Prompt: Could you transcribe every one of the items below, line for line, without altering any character?

===== Material provided

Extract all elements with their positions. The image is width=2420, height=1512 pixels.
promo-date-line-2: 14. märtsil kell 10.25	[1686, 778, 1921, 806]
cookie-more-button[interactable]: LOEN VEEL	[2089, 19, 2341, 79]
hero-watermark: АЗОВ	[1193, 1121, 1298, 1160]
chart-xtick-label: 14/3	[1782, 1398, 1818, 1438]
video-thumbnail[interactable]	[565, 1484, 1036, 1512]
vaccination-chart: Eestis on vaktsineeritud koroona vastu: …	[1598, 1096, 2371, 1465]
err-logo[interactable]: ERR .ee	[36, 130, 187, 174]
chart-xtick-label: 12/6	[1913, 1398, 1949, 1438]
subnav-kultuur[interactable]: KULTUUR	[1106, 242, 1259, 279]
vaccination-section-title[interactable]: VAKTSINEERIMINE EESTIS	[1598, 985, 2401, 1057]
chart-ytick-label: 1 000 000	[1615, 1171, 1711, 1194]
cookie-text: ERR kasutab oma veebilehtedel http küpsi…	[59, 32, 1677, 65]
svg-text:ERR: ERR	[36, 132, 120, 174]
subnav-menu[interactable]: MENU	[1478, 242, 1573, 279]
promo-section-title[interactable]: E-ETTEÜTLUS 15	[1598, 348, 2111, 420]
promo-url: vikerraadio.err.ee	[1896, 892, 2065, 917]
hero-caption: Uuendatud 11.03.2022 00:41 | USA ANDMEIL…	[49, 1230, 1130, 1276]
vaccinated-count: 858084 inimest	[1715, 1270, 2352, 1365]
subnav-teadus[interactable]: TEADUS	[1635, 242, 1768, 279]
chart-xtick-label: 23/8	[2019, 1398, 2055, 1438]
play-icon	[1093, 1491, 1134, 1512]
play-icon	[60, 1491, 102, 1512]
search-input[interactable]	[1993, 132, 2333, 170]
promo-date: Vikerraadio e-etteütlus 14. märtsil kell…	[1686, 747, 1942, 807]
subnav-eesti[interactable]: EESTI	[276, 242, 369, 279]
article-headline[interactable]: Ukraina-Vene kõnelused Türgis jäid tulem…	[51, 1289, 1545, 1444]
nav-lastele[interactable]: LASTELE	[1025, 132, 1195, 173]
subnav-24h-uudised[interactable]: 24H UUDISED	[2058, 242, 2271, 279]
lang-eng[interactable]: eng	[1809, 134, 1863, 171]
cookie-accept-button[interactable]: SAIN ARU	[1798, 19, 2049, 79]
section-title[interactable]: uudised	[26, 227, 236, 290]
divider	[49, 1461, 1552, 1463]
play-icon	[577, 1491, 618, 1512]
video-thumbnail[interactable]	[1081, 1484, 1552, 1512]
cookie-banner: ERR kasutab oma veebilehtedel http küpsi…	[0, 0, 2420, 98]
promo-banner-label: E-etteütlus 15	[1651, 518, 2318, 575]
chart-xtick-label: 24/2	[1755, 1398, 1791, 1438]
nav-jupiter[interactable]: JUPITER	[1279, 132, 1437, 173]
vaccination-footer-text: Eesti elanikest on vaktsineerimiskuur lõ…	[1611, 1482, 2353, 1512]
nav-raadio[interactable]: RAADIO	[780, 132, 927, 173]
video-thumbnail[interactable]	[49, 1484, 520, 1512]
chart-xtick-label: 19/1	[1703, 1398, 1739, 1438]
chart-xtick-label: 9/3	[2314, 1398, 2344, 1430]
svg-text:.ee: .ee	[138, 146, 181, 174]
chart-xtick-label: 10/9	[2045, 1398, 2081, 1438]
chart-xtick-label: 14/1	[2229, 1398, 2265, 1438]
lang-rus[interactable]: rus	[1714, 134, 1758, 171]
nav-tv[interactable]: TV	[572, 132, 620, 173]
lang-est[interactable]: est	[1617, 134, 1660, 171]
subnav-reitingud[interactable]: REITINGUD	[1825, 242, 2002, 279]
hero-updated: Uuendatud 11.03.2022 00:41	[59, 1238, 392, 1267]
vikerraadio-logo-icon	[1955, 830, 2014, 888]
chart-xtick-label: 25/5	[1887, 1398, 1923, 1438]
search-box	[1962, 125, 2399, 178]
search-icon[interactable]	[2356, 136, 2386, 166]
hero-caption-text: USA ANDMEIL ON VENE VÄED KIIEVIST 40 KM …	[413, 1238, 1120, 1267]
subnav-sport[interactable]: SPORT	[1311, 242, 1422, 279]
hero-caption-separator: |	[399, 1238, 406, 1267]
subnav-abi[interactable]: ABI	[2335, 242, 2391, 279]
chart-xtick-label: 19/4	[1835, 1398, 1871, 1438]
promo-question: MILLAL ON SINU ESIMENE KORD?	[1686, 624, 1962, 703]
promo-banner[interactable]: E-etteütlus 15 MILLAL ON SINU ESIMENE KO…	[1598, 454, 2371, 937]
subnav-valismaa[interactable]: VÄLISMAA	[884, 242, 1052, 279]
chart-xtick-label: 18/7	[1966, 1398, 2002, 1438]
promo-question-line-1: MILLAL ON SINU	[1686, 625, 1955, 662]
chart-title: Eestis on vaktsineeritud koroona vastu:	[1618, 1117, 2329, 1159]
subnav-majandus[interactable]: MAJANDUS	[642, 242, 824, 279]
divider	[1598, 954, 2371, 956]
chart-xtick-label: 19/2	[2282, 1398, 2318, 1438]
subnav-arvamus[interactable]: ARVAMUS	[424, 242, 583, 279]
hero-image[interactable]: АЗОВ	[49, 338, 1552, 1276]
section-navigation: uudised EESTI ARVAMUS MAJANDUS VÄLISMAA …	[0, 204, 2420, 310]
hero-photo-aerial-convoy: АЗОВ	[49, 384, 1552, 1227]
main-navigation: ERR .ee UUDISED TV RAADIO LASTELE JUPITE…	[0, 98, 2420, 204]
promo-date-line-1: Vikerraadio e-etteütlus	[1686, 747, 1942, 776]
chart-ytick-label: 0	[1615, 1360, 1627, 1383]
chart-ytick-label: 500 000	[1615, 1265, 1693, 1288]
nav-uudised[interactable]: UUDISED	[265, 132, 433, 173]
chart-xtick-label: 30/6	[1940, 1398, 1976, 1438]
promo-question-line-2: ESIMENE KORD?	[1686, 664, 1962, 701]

==========

Solved exercise:
Extract all elements with their positions. The image is width=2420, height=1512 pixels.
promo-date-line-2: 14. märtsil kell 10.25	[1686, 778, 1921, 806]
cookie-more-button[interactable]: LOEN VEEL	[2089, 19, 2341, 79]
hero-watermark: АЗОВ	[1193, 1121, 1298, 1160]
chart-xtick-label: 14/3	[1782, 1398, 1818, 1438]
video-thumbnail[interactable]	[565, 1484, 1036, 1512]
vaccination-chart: Eestis on vaktsineeritud koroona vastu: …	[1598, 1096, 2371, 1465]
err-logo[interactable]: ERR .ee	[36, 130, 187, 174]
chart-xtick-label: 12/6	[1913, 1398, 1949, 1438]
subnav-kultuur[interactable]: KULTUUR	[1106, 242, 1259, 279]
vaccination-section-title[interactable]: VAKTSINEERIMINE EESTIS	[1598, 985, 2401, 1057]
chart-ytick-label: 1 000 000	[1615, 1171, 1711, 1194]
cookie-text: ERR kasutab oma veebilehtedel http küpsi…	[59, 32, 1677, 65]
svg-text:ERR: ERR	[36, 132, 120, 174]
subnav-menu[interactable]: MENU	[1478, 242, 1573, 279]
promo-section-title[interactable]: E-ETTEÜTLUS 15	[1598, 348, 2111, 420]
promo-url: vikerraadio.err.ee	[1896, 892, 2065, 917]
hero-caption: Uuendatud 11.03.2022 00:41 | USA ANDMEIL…	[49, 1230, 1130, 1276]
vaccinated-count: 858084 inimest	[1715, 1270, 2352, 1365]
subnav-teadus[interactable]: TEADUS	[1635, 242, 1768, 279]
chart-xtick-label: 23/8	[2019, 1398, 2055, 1438]
play-icon	[1093, 1491, 1134, 1512]
play-icon	[60, 1491, 102, 1512]
search-input[interactable]	[1993, 132, 2333, 170]
promo-date: Vikerraadio e-etteütlus 14. märtsil kell…	[1686, 747, 1942, 807]
subnav-eesti[interactable]: EESTI	[276, 242, 369, 279]
article-headline[interactable]: Ukraina-Vene kõnelused Türgis jäid tulem…	[51, 1289, 1545, 1444]
nav-lastele[interactable]: LASTELE	[1025, 132, 1195, 173]
subnav-24h-uudised[interactable]: 24H UUDISED	[2058, 242, 2271, 279]
lang-eng[interactable]: eng	[1809, 134, 1863, 171]
cookie-accept-button[interactable]: SAIN ARU	[1798, 19, 2049, 79]
section-title[interactable]: uudised	[26, 227, 236, 290]
divider	[49, 1461, 1552, 1463]
play-icon	[577, 1491, 618, 1512]
video-thumbnail[interactable]	[1081, 1484, 1552, 1512]
cookie-banner: ERR kasutab oma veebilehtedel http küpsi…	[0, 0, 2420, 98]
promo-banner-label: E-etteütlus 15	[1651, 518, 2318, 575]
chart-xtick-label: 24/2	[1755, 1398, 1791, 1438]
nav-jupiter[interactable]: JUPITER	[1279, 132, 1437, 173]
vaccination-footer-text: Eesti elanikest on vaktsineerimiskuur lõ…	[1611, 1482, 2353, 1512]
nav-raadio[interactable]: RAADIO	[780, 132, 927, 173]
video-thumbnail[interactable]	[49, 1484, 520, 1512]
chart-xtick-label: 19/1	[1703, 1398, 1739, 1438]
chart-xtick-label: 9/3	[2314, 1398, 2344, 1430]
svg-text:.ee: .ee	[138, 146, 181, 174]
chart-xtick-label: 10/9	[2045, 1398, 2081, 1438]
chart-xtick-label: 14/1	[2229, 1398, 2265, 1438]
lang-rus[interactable]: rus	[1714, 134, 1758, 171]
nav-tv[interactable]: TV	[572, 132, 620, 173]
lang-est[interactable]: est	[1617, 134, 1660, 171]
subnav-reitingud[interactable]: REITINGUD	[1825, 242, 2002, 279]
hero-updated: Uuendatud 11.03.2022 00:41	[59, 1238, 392, 1267]
vikerraadio-logo-icon	[1955, 830, 2014, 888]
chart-xtick-label: 25/5	[1887, 1398, 1923, 1438]
search-box	[1962, 125, 2399, 178]
search-icon[interactable]	[2356, 136, 2386, 166]
hero-caption-text: USA ANDMEIL ON VENE VÄED KIIEVIST 40 KM …	[413, 1238, 1120, 1267]
subnav-sport[interactable]: SPORT	[1311, 242, 1422, 279]
hero-caption-separator: |	[399, 1238, 406, 1267]
subnav-abi[interactable]: ABI	[2335, 242, 2391, 279]
chart-xtick-label: 19/4	[1835, 1398, 1871, 1438]
promo-question: MILLAL ON SINU ESIMENE KORD?	[1686, 624, 1962, 703]
promo-banner[interactable]: E-etteütlus 15 MILLAL ON SINU ESIMENE KO…	[1598, 454, 2371, 937]
subnav-valismaa[interactable]: VÄLISMAA	[884, 242, 1052, 279]
chart-xtick-label: 18/7	[1966, 1398, 2002, 1438]
promo-question-line-1: MILLAL ON SINU	[1686, 625, 1955, 662]
chart-title: Eestis on vaktsineeritud koroona vastu:	[1618, 1117, 2329, 1159]
subnav-majandus[interactable]: MAJANDUS	[642, 242, 824, 279]
divider	[1598, 954, 2371, 956]
chart-xtick-label: 19/2	[2282, 1398, 2318, 1438]
subnav-arvamus[interactable]: ARVAMUS	[424, 242, 583, 279]
hero-image[interactable]: АЗОВ	[49, 338, 1552, 1276]
section-navigation: uudised EESTI ARVAMUS MAJANDUS VÄLISMAA …	[0, 204, 2420, 310]
hero-photo-aerial-convoy: АЗОВ	[49, 384, 1552, 1227]
main-navigation: ERR .ee UUDISED TV RAADIO LASTELE JUPITE…	[0, 98, 2420, 204]
promo-date-line-1: Vikerraadio e-etteütlus	[1686, 747, 1942, 776]
chart-ytick-label: 0	[1615, 1360, 1627, 1383]
chart-ytick-label: 500 000	[1615, 1265, 1693, 1288]
nav-uudised[interactable]: UUDISED	[265, 132, 433, 173]
chart-xtick-label: 30/6	[1940, 1398, 1976, 1438]
promo-question-line-2: ESIMENE KORD?	[1686, 664, 1962, 701]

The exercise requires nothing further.